[Stored data entries]
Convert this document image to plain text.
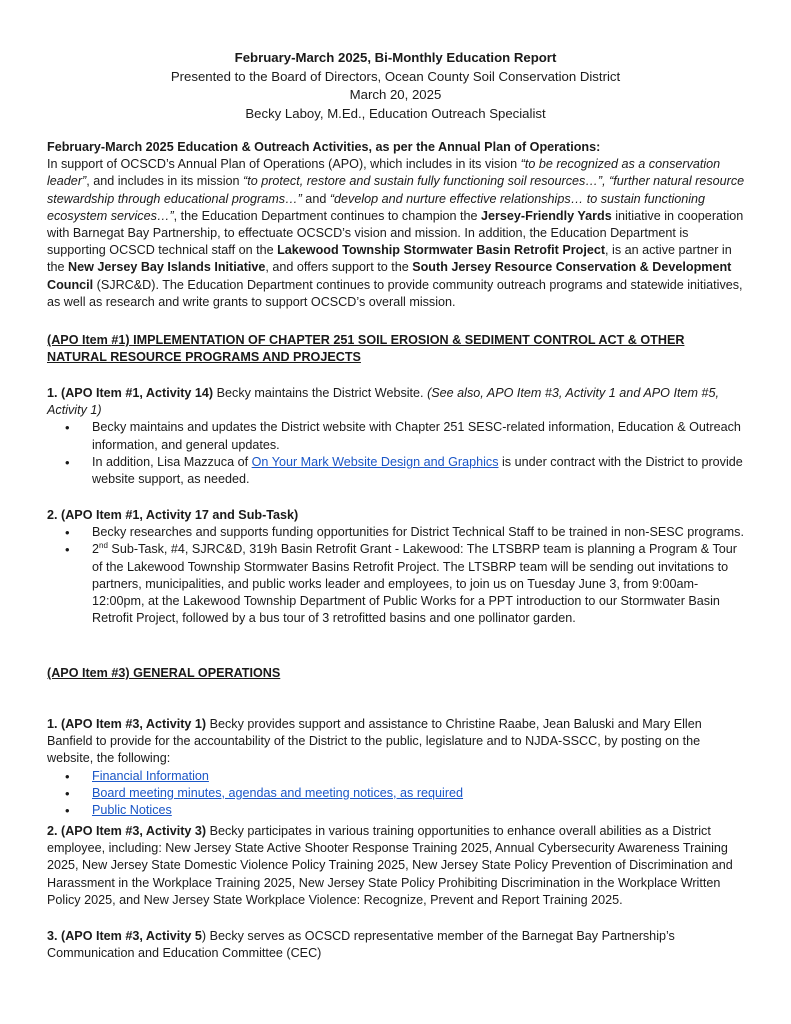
February-March 2025, Bi-Monthly Education Report
Presented to the Board of Directors, Ocean County Soil Conservation District
March 20, 2025
Becky Laboy, M.Ed., Education Outreach Specialist
February-March 2025 Education & Outreach Activities, as per the Annual Plan of Operations:
In support of OCSCD’s Annual Plan of Operations (APO), which includes in its vision “to be recognized as a conservation leader”, and includes in its mission “to protect, restore and sustain fully functioning soil resources…”, “further natural resource stewardship through educational programs…” and “develop and nurture effective relationships… to sustain functioning ecosystem services…”, the Education Department continues to champion the Jersey-Friendly Yards initiative in cooperation with Barnegat Bay Partnership, to effectuate OCSCD’s vision and mission. In addition, the Education Department is supporting OCSCD technical staff on the Lakewood Township Stormwater Basin Retrofit Project, is an active partner in the New Jersey Bay Islands Initiative, and offers support to the South Jersey Resource Conservation & Development Council (SJRC&D). The Education Department continues to provide community outreach programs and statewide initiatives, as well as research and write grants to support OCSCD’s overall mission.
(APO Item #1) IMPLEMENTATION OF CHAPTER 251 SOIL EROSION & SEDIMENT CONTROL ACT & OTHER NATURAL RESOURCE PROGRAMS AND PROJECTS
1. (APO Item #1, Activity 14) Becky maintains the District Website. (See also, APO Item #3, Activity 1 and APO Item #5, Activity 1)
• Becky maintains and updates the District website with Chapter 251 SESC-related information, Education & Outreach information, and general updates.
• In addition, Lisa Mazzuca of On Your Mark Website Design and Graphics is under contract with the District to provide website support, as needed.
2. (APO Item #1, Activity 17 and Sub-Task)
• Becky researches and supports funding opportunities for District Technical Staff to be trained in non-SESC programs.
• 2nd Sub-Task, #4, SJRC&D, 319h Basin Retrofit Grant - Lakewood: The LTSBRP team is planning a Program & Tour of the Lakewood Township Stormwater Basins Retrofit Project. The LTSBRP team will be sending out invitations to partners, municipalities, and public works leader and employees, to join us on Tuesday June 3, from 9:00am-12:00pm, at the Lakewood Township Department of Public Works for a PPT introduction to our Stormwater Basin Retrofit Project, followed by a bus tour of 3 retrofitted basins and one pollinator garden.
(APO Item #3) GENERAL OPERATIONS
1. (APO Item #3, Activity 1) Becky provides support and assistance to Christine Raabe, Jean Baluski and Mary Ellen Banfield to provide for the accountability of the District to the public, legislature and to NJDA-SSCC, by posting on the website, the following:
• Financial Information
• Board meeting minutes, agendas and meeting notices, as required
• Public Notices
2. (APO Item #3, Activity 3) Becky participates in various training opportunities to enhance overall abilities as a District employee, including: New Jersey State Active Shooter Response Training 2025, Annual Cybersecurity Awareness Training 2025, New Jersey State Domestic Violence Policy Training 2025, New Jersey State Policy Prevention of Discrimination and Harassment in the Workplace Training 2025, New Jersey State Policy Prohibiting Discrimination in the Workplace Written Policy 2025, and New Jersey State Workplace Violence: Recognize, Prevent and Report Training 2025.
3. (APO Item #3, Activity 5) Becky serves as OCSCD representative member of the Barnegat Bay Partnership’s Communication and Education Committee (CEC)
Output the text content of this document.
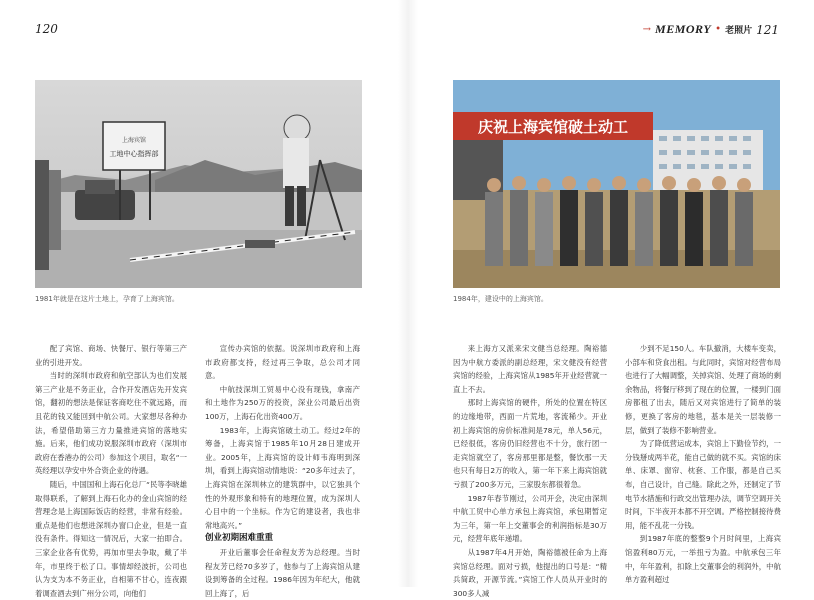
120	→ MEMORY • 老照片 121
上海宾馆
工地中心指挥部
1981年就是在这片土地上，孕育了上海宾馆。
庆祝上海宾馆破土动工
1984年，建设中的上海宾馆。

配了宾馆、商场、快餐厅、银行等第三产业的引进开发。

当时的深圳市政府和航空部认为也们发展第三产业是不务正业，合作开发酒店先开发宾馆，翻初的想法是保证客商吃住不就远路，而且花的钱又能回到中航公司。大家想尽各种办法，希望借助第三方力量推进宾馆的落地实施。后来，他们成功说服深圳市政府（深圳市政府在香港办的公司）参加这个项目，取名“一英经理以孕安中外合资企业的待遇。

随后，中国国和上海石化总厂“民等李晓雄取得联系，了解到上海石化办的金山宾馆的经营理念是上海国际饭店的经营，非常有经验。重点是他们也想进深圳办窗口企业，但是一直没有条件。得知这一情况后，大家一拍即合。三家企业各有优势，再加市里去争取，戴了半年，市里终于松了口。事情却经波折，公司也认为支为本不务正业，自相第不甘心，连夜跟着调查酒去到广州分公司，向他们

宣传办宾馆的依据。说深圳市政府和上海市政府都支持，经过再三争取，总公司才同意。

中航技深圳工贸易中心没有现钱，拿南产和土地作为250万的投资，深业公司最后出资100万，上海石化出资400万。

1983年，上海宾馆破土动工。经过2年的筹备，上海宾馆于1985年10月28日建成开业。2005年，上海宾馆的设计师韦海明到深圳，看到上海宾馆动情地说：“20多年过去了，上海宾馆在深圳林立的建筑群中，以它独具个性的外观形象和特有的地理位置，成为深圳人心目中的一个坐标。作为它的建设者，我也非常地高兴。”

创业初期困难重重

开业后董事会任命程友芳为总经理。当时程友芳已经70多岁了，他参与了上海宾馆从建设到筹备的全过程。1986年因为年纪大，他就回上海了，后

来上海方又派来宋文健当总经理。陶裕德因为中航方委派的副总经理，宋文健没有经营宾馆的经验，上海宾馆从1985年开业经营就一直上不去。

那时上海宾馆的硬件，所处的位置在特区的边缘地带，西面一片荒地，客流稀少。开业初上海宾馆的房价标准间是78元，单人56元，已经很低，客房仍旧经营也不十分，旅行团一走宾馆就空了，客房那里都是整，餐饮那一天也只有每日2万的收入，第一年下来上海宾馆就亏损了200多万元，三家股东都很着急。

1987年春节刚过，公司开会，决定由深圳中航工贸中心单方承包上海宾馆，承包期暂定为三年，第一年上交董事会的利润指标是30万元，经营年底年递增。

从1987年4月开始，陶裕德被任命为上海宾馆总经理。面对亏损，他提出的口号是：“精兵简政，开源节流。”宾馆工作人员从开业时的300多人减

少到不足150人。车队撤消，大楼车变卖，小部车和贷食出租。与此同时，宾馆对经营布局也进行了大幅调整，关掉宾馆、处理了商场的剩余物品，将餐厅移到了现在的位置，一楼到门面房都租了出去，随后又对宾馆进行了简单的装修，更换了客房的地毯，基本是关一层装修一层，做到了装修不影响营业。

为了降低营运成本，宾馆上下勤俭节约，一分钱掰成两半花，能自己做的就不买。宾馆的床单、床罩、窗帘、枕套、工作服，都是自己买布，自己设计，自己缝。除此之外，还制定了节电节水措施和行政交出管理办法，调节空调开关时间，下半夜开本都不开空调。严格控制接待费用，能不乱花一分钱。

到1987年底的整整9个月时间里，上海宾馆盈利80万元，一举扭亏为盈。中航承包三年中，年年盈利，扣除上交董事会的利润外，中航单方盈利超过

## What is being asked
Output the line containing "Output the text content of this document." and each line after it, through the end of the material, exactly as given. No pictures belong in the output.

## Exercise response
Output the text content of this document.
120	→ MEMORY • 老照片 121
上海宾馆
工地中心指挥部
1981年就是在这片土地上，孕育了上海宾馆。
庆祝上海宾馆破土动工
1984年，建设中的上海宾馆。

配了宾馆、商场、快餐厅、银行等第三产业的引进开发。

当时的深圳市政府和航空部认为也们发展第三产业是不务正业，合作开发酒店先开发宾馆，翻初的想法是保证客商吃住不就远路，而且花的钱又能回到中航公司。大家想尽各种办法，希望借助第三方力量推进宾馆的落地实施。后来，他们成功说服深圳市政府（深圳市政府在香港办的公司）参加这个项目，取名“一英经理以孕安中外合资企业的待遇。

随后，中国国和上海石化总厂“民等李晓雄取得联系，了解到上海石化办的金山宾馆的经营理念是上海国际饭店的经营，非常有经验。重点是他们也想进深圳办窗口企业，但是一直没有条件。得知这一情况后，大家一拍即合。三家企业各有优势，再加市里去争取，戴了半年，市里终于松了口。事情却经波折，公司也认为支为本不务正业，自相第不甘心，连夜跟着调查酒去到广州分公司，向他们

宣传办宾馆的依据。说深圳市政府和上海市政府都支持，经过再三争取，总公司才同意。

中航技深圳工贸易中心没有现钱，拿南产和土地作为250万的投资，深业公司最后出资100万，上海石化出资400万。

1983年，上海宾馆破土动工。经过2年的筹备，上海宾馆于1985年10月28日建成开业。2005年，上海宾馆的设计师韦海明到深圳，看到上海宾馆动情地说：“20多年过去了，上海宾馆在深圳林立的建筑群中，以它独具个性的外观形象和特有的地理位置，成为深圳人心目中的一个坐标。作为它的建设者，我也非常地高兴。”

创业初期困难重重

开业后董事会任命程友芳为总经理。当时程友芳已经70多岁了，他参与了上海宾馆从建设到筹备的全过程。1986年因为年纪大，他就回上海了，后

来上海方又派来宋文健当总经理。陶裕德因为中航方委派的副总经理，宋文健没有经营宾馆的经验，上海宾馆从1985年开业经营就一直上不去。

那时上海宾馆的硬件，所处的位置在特区的边缘地带，西面一片荒地，客流稀少。开业初上海宾馆的房价标准间是78元，单人56元，已经很低，客房仍旧经营也不十分，旅行团一走宾馆就空了，客房那里都是整，餐饮那一天也只有每日2万的收入，第一年下来上海宾馆就亏损了200多万元，三家股东都很着急。

1987年春节刚过，公司开会，决定由深圳中航工贸中心单方承包上海宾馆，承包期暂定为三年，第一年上交董事会的利润指标是30万元，经营年底年递增。

从1987年4月开始，陶裕德被任命为上海宾馆总经理。面对亏损，他提出的口号是：“精兵简政，开源节流。”宾馆工作人员从开业时的300多人减

少到不足150人。车队撤消，大楼车变卖，小部车和贷食出租。与此同时，宾馆对经营布局也进行了大幅调整，关掉宾馆、处理了商场的剩余物品，将餐厅移到了现在的位置，一楼到门面房都租了出去，随后又对宾馆进行了简单的装修，更换了客房的地毯，基本是关一层装修一层，做到了装修不影响营业。

为了降低营运成本，宾馆上下勤俭节约，一分钱掰成两半花，能自己做的就不买。宾馆的床单、床罩、窗帘、枕套、工作服，都是自己买布，自己设计，自己缝。除此之外，还制定了节电节水措施和行政交出管理办法，调节空调开关时间，下半夜开本都不开空调。严格控制接待费用，能不乱花一分钱。

到1987年底的整整9个月时间里，上海宾馆盈利80万元，一举扭亏为盈。中航承包三年中，年年盈利，扣除上交董事会的利润外，中航单方盈利超过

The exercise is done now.